-------- Records to use

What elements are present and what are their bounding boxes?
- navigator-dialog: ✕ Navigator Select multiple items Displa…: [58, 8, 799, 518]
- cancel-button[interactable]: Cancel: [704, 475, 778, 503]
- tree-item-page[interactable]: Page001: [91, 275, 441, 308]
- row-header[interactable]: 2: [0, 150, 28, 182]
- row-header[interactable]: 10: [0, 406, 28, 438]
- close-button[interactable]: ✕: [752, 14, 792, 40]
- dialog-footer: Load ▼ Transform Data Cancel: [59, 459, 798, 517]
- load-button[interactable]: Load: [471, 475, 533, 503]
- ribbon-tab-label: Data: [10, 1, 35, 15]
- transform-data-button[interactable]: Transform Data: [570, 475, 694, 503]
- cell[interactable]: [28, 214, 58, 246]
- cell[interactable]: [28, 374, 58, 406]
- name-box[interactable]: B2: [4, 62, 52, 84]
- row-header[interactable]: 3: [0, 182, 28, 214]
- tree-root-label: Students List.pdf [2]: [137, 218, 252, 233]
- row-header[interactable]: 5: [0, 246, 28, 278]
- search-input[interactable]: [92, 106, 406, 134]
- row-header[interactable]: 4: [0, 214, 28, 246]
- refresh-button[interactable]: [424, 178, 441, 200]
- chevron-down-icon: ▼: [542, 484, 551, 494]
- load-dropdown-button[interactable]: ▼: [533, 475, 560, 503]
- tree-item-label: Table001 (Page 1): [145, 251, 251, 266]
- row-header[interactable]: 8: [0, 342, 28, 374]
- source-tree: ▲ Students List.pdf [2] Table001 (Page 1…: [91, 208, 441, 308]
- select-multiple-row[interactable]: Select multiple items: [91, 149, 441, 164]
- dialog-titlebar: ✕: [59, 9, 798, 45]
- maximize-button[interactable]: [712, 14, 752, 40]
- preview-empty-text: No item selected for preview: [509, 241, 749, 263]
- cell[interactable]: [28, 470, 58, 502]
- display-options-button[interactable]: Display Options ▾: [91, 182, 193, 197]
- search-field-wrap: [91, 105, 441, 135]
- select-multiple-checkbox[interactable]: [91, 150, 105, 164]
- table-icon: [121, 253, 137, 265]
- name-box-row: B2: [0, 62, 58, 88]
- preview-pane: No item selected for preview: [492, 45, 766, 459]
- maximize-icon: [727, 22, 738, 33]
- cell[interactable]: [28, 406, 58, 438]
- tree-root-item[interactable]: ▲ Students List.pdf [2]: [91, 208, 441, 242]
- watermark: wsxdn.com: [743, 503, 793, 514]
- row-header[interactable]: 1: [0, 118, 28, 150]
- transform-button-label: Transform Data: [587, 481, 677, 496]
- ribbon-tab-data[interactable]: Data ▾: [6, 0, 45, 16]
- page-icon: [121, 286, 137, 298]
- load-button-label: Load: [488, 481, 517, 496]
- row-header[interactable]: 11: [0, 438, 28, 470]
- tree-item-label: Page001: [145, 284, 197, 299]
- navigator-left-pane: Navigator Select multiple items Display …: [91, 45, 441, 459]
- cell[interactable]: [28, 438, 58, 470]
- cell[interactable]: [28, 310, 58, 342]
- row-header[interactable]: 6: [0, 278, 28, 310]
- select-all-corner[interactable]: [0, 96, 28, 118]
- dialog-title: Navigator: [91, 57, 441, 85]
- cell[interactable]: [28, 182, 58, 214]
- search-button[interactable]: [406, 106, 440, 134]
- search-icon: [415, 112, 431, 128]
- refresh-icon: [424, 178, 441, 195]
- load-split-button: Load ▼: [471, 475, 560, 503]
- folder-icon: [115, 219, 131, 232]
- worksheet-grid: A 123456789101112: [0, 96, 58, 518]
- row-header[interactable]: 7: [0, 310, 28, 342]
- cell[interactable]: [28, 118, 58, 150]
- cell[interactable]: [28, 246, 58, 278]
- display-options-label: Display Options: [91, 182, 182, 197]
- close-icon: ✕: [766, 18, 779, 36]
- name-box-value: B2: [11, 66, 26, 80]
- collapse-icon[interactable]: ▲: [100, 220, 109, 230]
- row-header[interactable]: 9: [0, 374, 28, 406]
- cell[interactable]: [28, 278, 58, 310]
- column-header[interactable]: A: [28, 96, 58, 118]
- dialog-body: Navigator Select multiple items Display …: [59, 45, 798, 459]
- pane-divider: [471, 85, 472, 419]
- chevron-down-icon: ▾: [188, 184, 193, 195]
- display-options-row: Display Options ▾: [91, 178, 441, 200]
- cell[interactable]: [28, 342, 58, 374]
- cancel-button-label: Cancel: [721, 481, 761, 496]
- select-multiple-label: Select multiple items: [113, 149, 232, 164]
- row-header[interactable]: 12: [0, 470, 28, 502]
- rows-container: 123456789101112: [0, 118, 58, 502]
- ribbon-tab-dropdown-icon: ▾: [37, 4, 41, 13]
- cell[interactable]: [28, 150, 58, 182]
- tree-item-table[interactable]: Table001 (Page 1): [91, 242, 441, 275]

----------------

(Task objective) Please repeat the records in full, substituting "Class Roster.pdf" for "Students List.pdf" wherever it appears and leaving everything else unchanged.

(Result of this task)
What elements are present and what are their bounding boxes?
- navigator-dialog: ✕ Navigator Select multiple items Displa…: [58, 8, 799, 518]
- cancel-button[interactable]: Cancel: [704, 475, 778, 503]
- tree-item-page[interactable]: Page001: [91, 275, 441, 308]
- row-header[interactable]: 2: [0, 150, 28, 182]
- row-header[interactable]: 10: [0, 406, 28, 438]
- close-button[interactable]: ✕: [752, 14, 792, 40]
- dialog-footer: Load ▼ Transform Data Cancel: [59, 459, 798, 517]
- load-button[interactable]: Load: [471, 475, 533, 503]
- ribbon-tab-label: Data: [10, 1, 35, 15]
- transform-data-button[interactable]: Transform Data: [570, 475, 694, 503]
- cell[interactable]: [28, 214, 58, 246]
- cell[interactable]: [28, 374, 58, 406]
- name-box[interactable]: B2: [4, 62, 52, 84]
- row-header[interactable]: 3: [0, 182, 28, 214]
- tree-root-label: Class Roster.pdf [2]: [137, 218, 252, 233]
- row-header[interactable]: 5: [0, 246, 28, 278]
- search-input[interactable]: [92, 106, 406, 134]
- row-header[interactable]: 4: [0, 214, 28, 246]
- refresh-button[interactable]: [424, 178, 441, 200]
- chevron-down-icon: ▼: [542, 484, 551, 494]
- load-dropdown-button[interactable]: ▼: [533, 475, 560, 503]
- tree-item-label: Table001 (Page 1): [145, 251, 251, 266]
- row-header[interactable]: 8: [0, 342, 28, 374]
- source-tree: ▲ Class Roster.pdf [2] Table001 (Page 1…: [91, 208, 441, 308]
- select-multiple-row[interactable]: Select multiple items: [91, 149, 441, 164]
- dialog-titlebar: ✕: [59, 9, 798, 45]
- maximize-button[interactable]: [712, 14, 752, 40]
- preview-empty-text: No item selected for preview: [509, 241, 749, 263]
- cell[interactable]: [28, 470, 58, 502]
- display-options-button[interactable]: Display Options ▾: [91, 182, 193, 197]
- search-field-wrap: [91, 105, 441, 135]
- select-multiple-checkbox[interactable]: [91, 150, 105, 164]
- table-icon: [121, 253, 137, 265]
- name-box-row: B2: [0, 62, 58, 88]
- preview-pane: No item selected for preview: [492, 45, 766, 459]
- maximize-icon: [727, 22, 738, 33]
- cell[interactable]: [28, 406, 58, 438]
- tree-root-item[interactable]: ▲ Class Roster.pdf [2]: [91, 208, 441, 242]
- watermark: wsxdn.com: [743, 503, 793, 514]
- row-header[interactable]: 1: [0, 118, 28, 150]
- transform-button-label: Transform Data: [587, 481, 677, 496]
- ribbon-tab-data[interactable]: Data ▾: [6, 0, 45, 16]
- page-icon: [121, 286, 137, 298]
- load-button-label: Load: [488, 481, 517, 496]
- row-header[interactable]: 11: [0, 438, 28, 470]
- tree-item-label: Page001: [145, 284, 197, 299]
- navigator-left-pane: Navigator Select multiple items Display …: [91, 45, 441, 459]
- cell[interactable]: [28, 438, 58, 470]
- cell[interactable]: [28, 310, 58, 342]
- row-header[interactable]: 6: [0, 278, 28, 310]
- select-all-corner[interactable]: [0, 96, 28, 118]
- dialog-title: Navigator: [91, 57, 441, 85]
- cell[interactable]: [28, 182, 58, 214]
- search-button[interactable]: [406, 106, 440, 134]
- search-icon: [415, 112, 431, 128]
- refresh-icon: [424, 178, 441, 195]
- load-split-button: Load ▼: [471, 475, 560, 503]
- folder-icon: [115, 219, 131, 232]
- worksheet-grid: A 123456789101112: [0, 96, 58, 518]
- row-header[interactable]: 7: [0, 310, 28, 342]
- cell[interactable]: [28, 118, 58, 150]
- cell[interactable]: [28, 246, 58, 278]
- display-options-label: Display Options: [91, 182, 182, 197]
- close-icon: ✕: [766, 18, 779, 36]
- name-box-value: B2: [11, 66, 26, 80]
- collapse-icon[interactable]: ▲: [100, 220, 109, 230]
- row-header[interactable]: 9: [0, 374, 28, 406]
- cell[interactable]: [28, 278, 58, 310]
- column-header[interactable]: A: [28, 96, 58, 118]
- dialog-body: Navigator Select multiple items Display …: [59, 45, 798, 459]
- pane-divider: [471, 85, 472, 419]
- chevron-down-icon: ▾: [188, 184, 193, 195]
- display-options-row: Display Options ▾: [91, 178, 441, 200]
- cell[interactable]: [28, 342, 58, 374]
- cancel-button-label: Cancel: [721, 481, 761, 496]
- select-multiple-label: Select multiple items: [113, 149, 232, 164]
- row-header[interactable]: 12: [0, 470, 28, 502]
- rows-container: 123456789101112: [0, 118, 58, 502]
- ribbon-tab-dropdown-icon: ▾: [37, 4, 41, 13]
- cell[interactable]: [28, 150, 58, 182]
- tree-item-table[interactable]: Table001 (Page 1): [91, 242, 441, 275]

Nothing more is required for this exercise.